## TEXTE FOURNI:
<<<<

Mais qui a tué Umar ibn-Khattâb, le second des califes « bien guidés » ? Nous sommes le 3 novembre 644, vers cinq heures du matin, dans la mosquée de Médine. Umar vient de commencer la prière...

Umar de sang

D.R.

Meurtre à la mosquée, volume 3 : « Les Califes maudits » de Hela Ouardi, Albin Michel, 2021, 366 p.

Sa voix de stentor retentit dans tout l’édifice. Mais elle est brutalement rompue par son cri qui déchire l’assistance. Un rugissement de fauve blessé. Suivi d’un hurlement : « Le chien m’a tué ». On vient de poignarder le calife. Trois coups de couteau dans le ventre. Le calife décèdera quelques heures plus tard.

Le meurtrier, « le chien », c’est un Perse, « un esclave insignifiant », « un illustre inconnu », prénommé Fayruz. Il a pris la fuite, mais été rattrapé par un groupe de fidèles. Il se défend, blesse, certains à mort, plusieurs de ses poursuivants avant de se suicider avec le même poignard à double lame quand il se voit acculé. Il emporte ainsi dans sa tombe le secret d’un assassinat qui s’est passé devant des dizaines de personnes, mais qui – c’est bien étrange – n’ont rien vu, et va bouleverser l’histoire de l’Islam, notamment en amorçant l’effroyable guerre civile qui divisera irréversiblement les musulmans en sunnites et chiites. Aujourd’hui encore, Fayruz est considéré comme une incarnation diabolique par les premiers, et comme un héros par les chiites qui prétendent qu’il a réussi à fuir pour finir sa vie à Kâshân, en Iran, où sa tombe est devenue un mausolée.

Mais pourquoi l’esclave perse a-t-il tué Umar ? L’affaire n’est pas mince. Le calife est le deuxième personnage de l’Islam après le Prophète et l’un de ses dix Compagnons « promis au paradis », où l’attend, assure la Tradition musulmane, « un palais en or ». Il est encore plus important qu’Abû Bakr et Ali. C’est sous son règne de dix ans que les armées musulmanes vont défaire les armées sassanide et byzantine et s’emparer de la Syrie, de l’Égypte et de l’Irak.

Qui était son assassin ? Un « loup solitaire » ou un simple exécutant manipulé par les ennemis du calife dans le cadre d’une conjuration ourdie en haut lieu ? Était-ce vraiment lui le coupable ou l’a-t-on « suicidé » pour dissimuler les véritables auteurs ? Et l’assassinat ne cache-t-il pas des enjeux fondamentaux, politiques et religieux, comme semble l’indiquer les nombreux meurtres qui se produisirent ensuite ? À ces questions, le récit officiel répond d’une manière peu convaincante. Son premier souci est de faire passer Fayruz pour un non musulman – qu’importe qu’il soit chrétien, zoroastrien ou juif – ayant des problèmes de dettes et qu’Umar n’a pas voulu aider. Et, ensuite, d’occulter mais sans les effacer tous les éléments permettant de soutenir une autre version de l’affaire. On retrouve ainsi ce problème propre au monde arabe où manque singulièrement des travaux d’historiens au sens moderne du terme sur les premiers temps de l’Hégire, où les références restent aujourd’hui encore des théologiens, comme Tabari (839-923) et Ibn Kathir (701-774), et où l’histoire et la légende s’entremêlent et, parfois, se confondent.

>>>>

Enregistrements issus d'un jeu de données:
<<<<

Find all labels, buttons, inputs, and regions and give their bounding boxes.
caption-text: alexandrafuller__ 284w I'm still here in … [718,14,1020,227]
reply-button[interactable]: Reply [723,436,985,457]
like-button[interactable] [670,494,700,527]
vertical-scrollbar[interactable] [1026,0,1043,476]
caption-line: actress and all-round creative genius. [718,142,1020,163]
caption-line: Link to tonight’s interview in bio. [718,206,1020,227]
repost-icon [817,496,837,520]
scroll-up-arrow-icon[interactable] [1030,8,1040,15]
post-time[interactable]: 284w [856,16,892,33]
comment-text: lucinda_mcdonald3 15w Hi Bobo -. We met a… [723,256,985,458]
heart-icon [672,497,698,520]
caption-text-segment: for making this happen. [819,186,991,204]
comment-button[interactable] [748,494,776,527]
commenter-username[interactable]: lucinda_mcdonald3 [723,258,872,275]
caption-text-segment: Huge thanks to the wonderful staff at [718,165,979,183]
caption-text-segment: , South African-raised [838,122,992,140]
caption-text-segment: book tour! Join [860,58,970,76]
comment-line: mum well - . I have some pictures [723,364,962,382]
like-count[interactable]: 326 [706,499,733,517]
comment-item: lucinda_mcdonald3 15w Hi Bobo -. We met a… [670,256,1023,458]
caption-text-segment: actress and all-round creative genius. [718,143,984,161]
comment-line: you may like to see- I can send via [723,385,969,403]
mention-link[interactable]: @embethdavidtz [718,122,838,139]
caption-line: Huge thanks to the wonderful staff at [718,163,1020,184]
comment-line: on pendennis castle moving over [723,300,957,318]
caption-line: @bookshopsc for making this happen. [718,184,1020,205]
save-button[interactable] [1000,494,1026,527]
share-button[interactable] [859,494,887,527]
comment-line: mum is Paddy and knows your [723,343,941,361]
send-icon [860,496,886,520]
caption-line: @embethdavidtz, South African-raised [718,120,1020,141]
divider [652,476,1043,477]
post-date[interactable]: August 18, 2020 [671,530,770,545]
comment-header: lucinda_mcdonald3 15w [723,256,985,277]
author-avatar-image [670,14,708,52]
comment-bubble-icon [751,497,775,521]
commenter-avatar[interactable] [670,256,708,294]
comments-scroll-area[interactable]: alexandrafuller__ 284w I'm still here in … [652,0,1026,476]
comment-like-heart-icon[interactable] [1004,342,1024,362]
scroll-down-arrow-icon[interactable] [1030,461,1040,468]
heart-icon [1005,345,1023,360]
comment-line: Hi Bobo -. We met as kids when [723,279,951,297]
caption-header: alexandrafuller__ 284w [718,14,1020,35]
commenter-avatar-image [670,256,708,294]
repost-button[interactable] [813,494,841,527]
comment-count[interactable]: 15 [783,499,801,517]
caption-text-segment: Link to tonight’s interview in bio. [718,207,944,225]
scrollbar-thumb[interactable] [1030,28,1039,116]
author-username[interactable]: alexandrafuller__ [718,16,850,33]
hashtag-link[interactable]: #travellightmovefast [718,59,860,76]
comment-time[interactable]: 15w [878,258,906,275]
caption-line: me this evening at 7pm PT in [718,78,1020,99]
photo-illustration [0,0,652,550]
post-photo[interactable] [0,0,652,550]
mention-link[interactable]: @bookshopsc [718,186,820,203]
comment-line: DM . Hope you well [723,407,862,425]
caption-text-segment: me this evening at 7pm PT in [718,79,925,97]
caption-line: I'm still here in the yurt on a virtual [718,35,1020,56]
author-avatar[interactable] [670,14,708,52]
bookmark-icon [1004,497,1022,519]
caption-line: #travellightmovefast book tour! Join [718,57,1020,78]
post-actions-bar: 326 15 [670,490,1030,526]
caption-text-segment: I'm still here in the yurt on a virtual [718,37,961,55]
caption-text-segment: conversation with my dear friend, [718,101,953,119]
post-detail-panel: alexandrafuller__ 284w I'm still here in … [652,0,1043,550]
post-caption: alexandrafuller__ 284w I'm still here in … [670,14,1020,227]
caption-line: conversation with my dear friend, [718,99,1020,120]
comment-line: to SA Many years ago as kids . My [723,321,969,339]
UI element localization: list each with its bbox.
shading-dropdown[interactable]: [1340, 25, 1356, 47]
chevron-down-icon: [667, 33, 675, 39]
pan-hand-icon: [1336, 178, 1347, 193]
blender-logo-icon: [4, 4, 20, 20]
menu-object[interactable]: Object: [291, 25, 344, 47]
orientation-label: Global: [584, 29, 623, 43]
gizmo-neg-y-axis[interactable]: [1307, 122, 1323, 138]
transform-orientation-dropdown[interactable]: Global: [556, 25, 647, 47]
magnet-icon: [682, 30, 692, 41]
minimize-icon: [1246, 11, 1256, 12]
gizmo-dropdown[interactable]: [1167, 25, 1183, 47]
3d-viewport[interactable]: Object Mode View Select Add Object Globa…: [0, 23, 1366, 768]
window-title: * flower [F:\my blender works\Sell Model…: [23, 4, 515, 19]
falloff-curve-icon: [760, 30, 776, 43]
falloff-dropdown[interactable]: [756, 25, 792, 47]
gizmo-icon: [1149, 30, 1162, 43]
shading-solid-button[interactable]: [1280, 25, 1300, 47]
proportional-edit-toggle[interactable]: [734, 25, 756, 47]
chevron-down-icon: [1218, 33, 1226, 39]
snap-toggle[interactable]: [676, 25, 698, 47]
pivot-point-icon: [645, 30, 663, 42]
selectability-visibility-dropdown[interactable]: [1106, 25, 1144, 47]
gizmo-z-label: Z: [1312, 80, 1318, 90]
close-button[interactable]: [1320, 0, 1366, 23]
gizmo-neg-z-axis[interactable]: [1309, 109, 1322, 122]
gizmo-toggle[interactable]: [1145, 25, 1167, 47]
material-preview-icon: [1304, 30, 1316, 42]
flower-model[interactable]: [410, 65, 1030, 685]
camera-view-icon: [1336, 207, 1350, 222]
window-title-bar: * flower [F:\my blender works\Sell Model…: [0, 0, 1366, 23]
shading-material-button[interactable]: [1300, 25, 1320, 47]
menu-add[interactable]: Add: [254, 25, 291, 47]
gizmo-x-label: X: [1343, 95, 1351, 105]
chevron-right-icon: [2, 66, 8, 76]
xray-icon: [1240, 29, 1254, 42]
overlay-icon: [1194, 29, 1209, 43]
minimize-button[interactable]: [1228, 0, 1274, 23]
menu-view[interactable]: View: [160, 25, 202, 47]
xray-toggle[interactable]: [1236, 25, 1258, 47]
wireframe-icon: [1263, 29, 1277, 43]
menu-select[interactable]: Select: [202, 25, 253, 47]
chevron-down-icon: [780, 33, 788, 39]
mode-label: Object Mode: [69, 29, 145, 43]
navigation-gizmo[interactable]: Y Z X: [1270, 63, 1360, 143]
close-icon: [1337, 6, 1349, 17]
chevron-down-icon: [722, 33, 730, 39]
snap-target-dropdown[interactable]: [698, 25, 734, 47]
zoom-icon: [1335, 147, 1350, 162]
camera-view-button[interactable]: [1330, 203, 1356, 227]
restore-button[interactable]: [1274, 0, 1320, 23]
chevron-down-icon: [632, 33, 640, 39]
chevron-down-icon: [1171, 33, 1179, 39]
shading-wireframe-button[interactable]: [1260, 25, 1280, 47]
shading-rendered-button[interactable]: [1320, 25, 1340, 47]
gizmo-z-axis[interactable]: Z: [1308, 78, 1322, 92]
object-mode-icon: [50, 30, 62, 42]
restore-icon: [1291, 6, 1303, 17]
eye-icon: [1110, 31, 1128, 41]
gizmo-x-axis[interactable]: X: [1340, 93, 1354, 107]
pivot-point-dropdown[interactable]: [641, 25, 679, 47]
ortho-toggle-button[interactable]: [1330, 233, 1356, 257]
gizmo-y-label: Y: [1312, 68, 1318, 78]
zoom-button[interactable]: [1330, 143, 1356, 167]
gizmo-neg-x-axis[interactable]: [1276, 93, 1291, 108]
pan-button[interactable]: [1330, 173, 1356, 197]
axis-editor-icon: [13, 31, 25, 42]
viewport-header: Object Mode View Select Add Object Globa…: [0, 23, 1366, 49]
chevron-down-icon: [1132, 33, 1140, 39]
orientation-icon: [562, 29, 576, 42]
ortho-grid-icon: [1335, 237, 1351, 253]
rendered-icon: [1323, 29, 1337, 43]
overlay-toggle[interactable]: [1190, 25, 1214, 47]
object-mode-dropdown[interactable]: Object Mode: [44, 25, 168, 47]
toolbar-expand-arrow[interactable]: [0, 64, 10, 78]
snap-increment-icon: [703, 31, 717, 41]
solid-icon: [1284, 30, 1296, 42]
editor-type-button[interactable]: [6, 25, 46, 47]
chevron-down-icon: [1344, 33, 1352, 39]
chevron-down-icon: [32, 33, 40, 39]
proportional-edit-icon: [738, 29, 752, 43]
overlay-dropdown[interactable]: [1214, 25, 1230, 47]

>>>>

## CONSIGNES:
D'après le texte fourni sur l'assassinat d'Umar, où les chiites affirment-ils que Fayruz a fini sa vie ? Appuyez-vous uniquement sur le texte fourni.

## RÉPONSE CORRECTE:
À Kâshân, en Iran.